* begin EXERCISE MATERIALS *
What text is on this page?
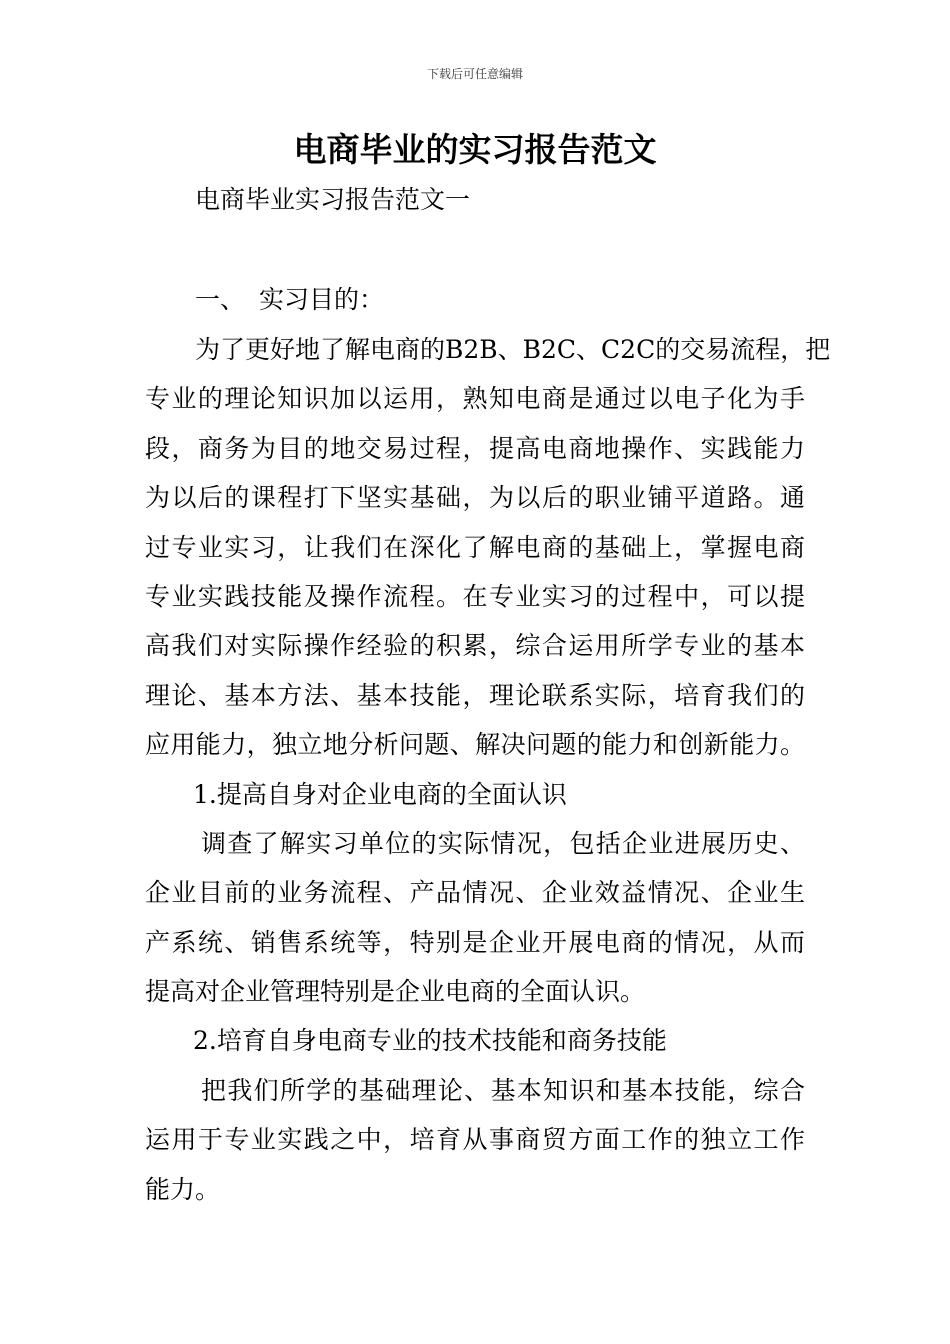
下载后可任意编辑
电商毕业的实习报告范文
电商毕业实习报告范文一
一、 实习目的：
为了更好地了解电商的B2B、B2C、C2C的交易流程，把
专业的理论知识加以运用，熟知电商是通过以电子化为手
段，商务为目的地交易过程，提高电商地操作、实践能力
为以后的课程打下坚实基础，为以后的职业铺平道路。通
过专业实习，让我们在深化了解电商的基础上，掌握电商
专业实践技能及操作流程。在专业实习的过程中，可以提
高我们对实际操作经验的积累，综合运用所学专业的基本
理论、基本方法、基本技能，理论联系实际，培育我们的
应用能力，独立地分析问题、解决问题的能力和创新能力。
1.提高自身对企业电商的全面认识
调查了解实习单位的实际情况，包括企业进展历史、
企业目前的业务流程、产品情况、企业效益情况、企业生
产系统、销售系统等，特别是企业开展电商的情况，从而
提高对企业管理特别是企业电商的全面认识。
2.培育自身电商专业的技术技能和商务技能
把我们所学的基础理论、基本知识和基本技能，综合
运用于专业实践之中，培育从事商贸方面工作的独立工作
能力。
* end EXERCISE MATERIALS *
* begin EXERCISE MATERIALS *
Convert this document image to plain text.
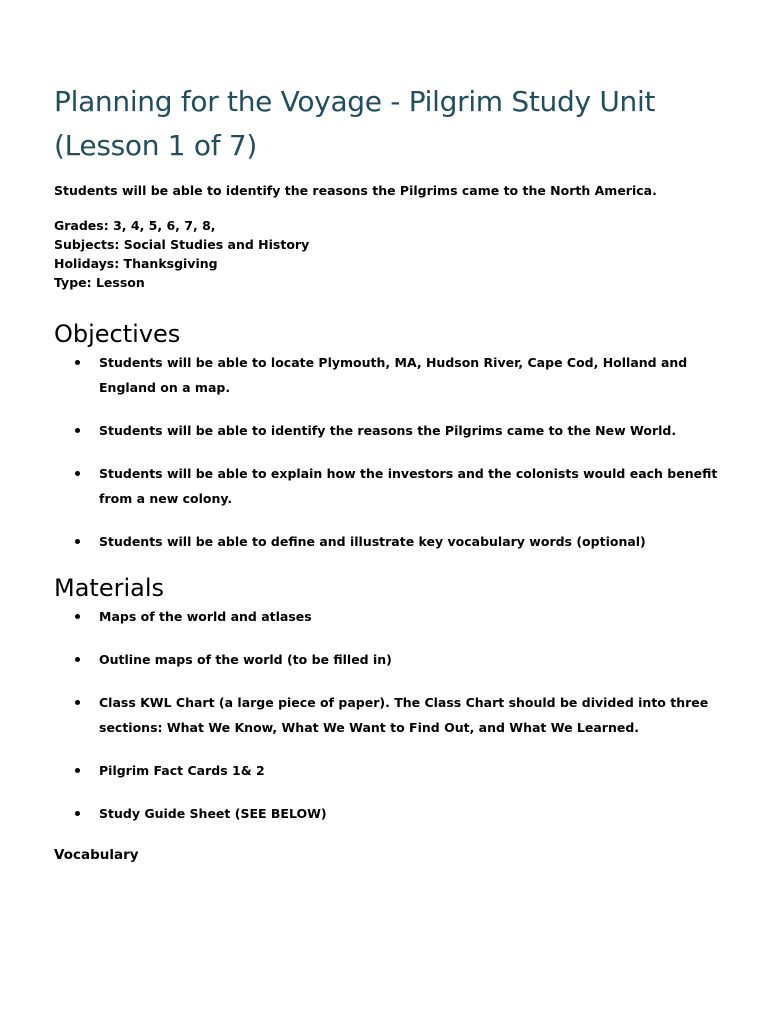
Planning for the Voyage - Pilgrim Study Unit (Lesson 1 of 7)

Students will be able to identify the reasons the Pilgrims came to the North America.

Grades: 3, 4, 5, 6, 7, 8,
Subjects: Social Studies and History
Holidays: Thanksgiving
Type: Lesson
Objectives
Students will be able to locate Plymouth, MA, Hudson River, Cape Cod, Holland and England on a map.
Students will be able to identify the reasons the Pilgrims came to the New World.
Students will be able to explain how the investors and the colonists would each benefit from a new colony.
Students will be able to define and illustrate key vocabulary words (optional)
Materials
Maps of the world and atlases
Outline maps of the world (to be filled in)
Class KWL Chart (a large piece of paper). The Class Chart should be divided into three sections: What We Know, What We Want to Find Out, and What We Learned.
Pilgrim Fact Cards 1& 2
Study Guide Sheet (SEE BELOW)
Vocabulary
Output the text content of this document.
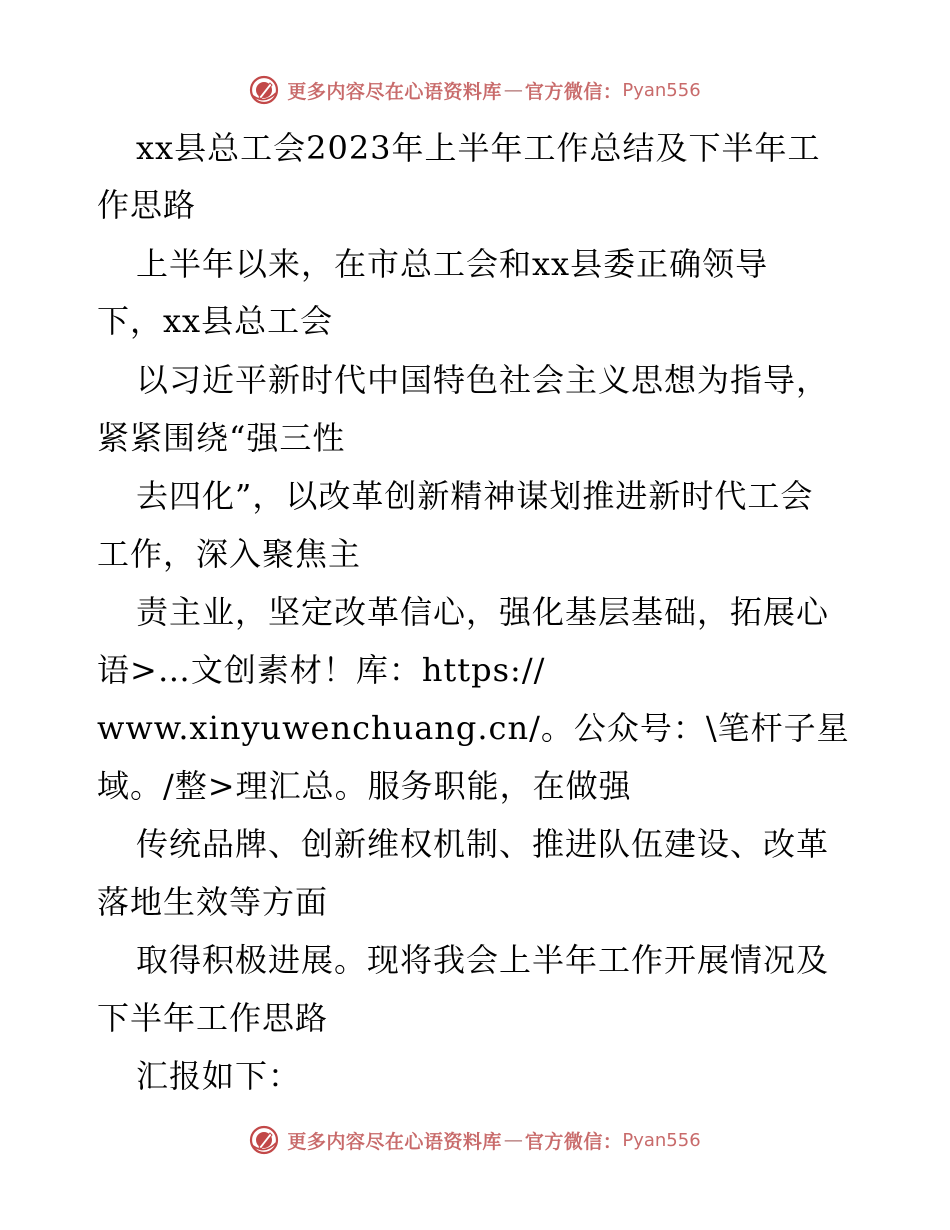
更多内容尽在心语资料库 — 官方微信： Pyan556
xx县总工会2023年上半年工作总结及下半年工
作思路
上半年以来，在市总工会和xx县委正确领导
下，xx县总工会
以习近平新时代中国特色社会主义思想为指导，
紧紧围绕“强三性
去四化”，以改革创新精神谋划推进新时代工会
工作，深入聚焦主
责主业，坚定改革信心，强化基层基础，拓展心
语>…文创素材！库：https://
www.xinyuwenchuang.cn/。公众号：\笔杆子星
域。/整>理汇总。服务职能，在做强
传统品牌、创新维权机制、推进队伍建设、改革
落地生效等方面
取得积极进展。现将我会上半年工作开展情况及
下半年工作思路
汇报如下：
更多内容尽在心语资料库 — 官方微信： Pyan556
* end EXERCISE MATERIALS *
* begin EXERCISE MATERIALS *
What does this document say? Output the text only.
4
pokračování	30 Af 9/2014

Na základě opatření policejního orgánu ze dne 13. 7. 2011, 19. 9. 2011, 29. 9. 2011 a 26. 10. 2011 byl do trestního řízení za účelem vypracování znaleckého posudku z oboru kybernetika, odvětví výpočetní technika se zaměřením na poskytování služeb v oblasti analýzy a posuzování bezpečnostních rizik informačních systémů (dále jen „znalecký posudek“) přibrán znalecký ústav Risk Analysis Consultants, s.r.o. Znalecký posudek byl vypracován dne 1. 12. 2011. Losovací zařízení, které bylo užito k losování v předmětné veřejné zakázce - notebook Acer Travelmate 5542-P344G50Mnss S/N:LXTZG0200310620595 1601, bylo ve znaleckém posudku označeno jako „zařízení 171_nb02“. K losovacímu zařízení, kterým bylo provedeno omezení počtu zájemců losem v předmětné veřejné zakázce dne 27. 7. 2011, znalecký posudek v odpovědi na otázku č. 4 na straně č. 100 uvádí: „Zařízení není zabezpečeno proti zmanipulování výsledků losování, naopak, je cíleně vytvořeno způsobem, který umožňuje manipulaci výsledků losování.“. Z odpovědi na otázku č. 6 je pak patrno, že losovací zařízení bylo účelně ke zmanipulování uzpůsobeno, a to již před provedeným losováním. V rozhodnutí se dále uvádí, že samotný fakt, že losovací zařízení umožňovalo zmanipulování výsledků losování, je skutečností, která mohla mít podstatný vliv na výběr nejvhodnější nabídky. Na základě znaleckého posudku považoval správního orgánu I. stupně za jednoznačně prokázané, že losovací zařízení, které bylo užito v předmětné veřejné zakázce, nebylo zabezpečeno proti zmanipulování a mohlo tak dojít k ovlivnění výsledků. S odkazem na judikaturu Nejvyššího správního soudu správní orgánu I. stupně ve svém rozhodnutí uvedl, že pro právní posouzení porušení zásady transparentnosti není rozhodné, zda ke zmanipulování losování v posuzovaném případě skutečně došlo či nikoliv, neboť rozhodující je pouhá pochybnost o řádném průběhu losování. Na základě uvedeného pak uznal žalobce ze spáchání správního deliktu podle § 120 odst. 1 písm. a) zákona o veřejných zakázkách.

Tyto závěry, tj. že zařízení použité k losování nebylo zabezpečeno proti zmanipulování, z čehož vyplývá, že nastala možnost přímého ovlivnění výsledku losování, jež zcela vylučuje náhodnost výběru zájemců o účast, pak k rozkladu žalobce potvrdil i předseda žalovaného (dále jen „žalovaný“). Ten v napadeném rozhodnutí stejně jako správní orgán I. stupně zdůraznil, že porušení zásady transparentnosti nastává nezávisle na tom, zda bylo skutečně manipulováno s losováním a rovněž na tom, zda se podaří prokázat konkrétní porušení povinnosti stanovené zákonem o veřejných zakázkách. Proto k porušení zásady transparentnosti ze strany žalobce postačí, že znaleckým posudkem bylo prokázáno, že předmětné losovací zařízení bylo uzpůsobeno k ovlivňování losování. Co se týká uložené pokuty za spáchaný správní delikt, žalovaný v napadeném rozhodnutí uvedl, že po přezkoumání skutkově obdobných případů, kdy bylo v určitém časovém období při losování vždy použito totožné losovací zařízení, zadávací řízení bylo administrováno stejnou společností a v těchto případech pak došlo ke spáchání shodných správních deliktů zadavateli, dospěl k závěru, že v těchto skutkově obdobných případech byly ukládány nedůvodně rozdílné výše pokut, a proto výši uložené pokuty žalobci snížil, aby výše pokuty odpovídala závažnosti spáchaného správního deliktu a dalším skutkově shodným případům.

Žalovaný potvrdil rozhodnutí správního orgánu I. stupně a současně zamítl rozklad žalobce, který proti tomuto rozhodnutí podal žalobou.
* end EXERCISE MATERIALS *
▶ _EXERCISE REQUIREMENTS_:
Look through the material above and work out how many of its lines contain "came". State the number only.

▶ _EXERCISE SOLUTION_:
2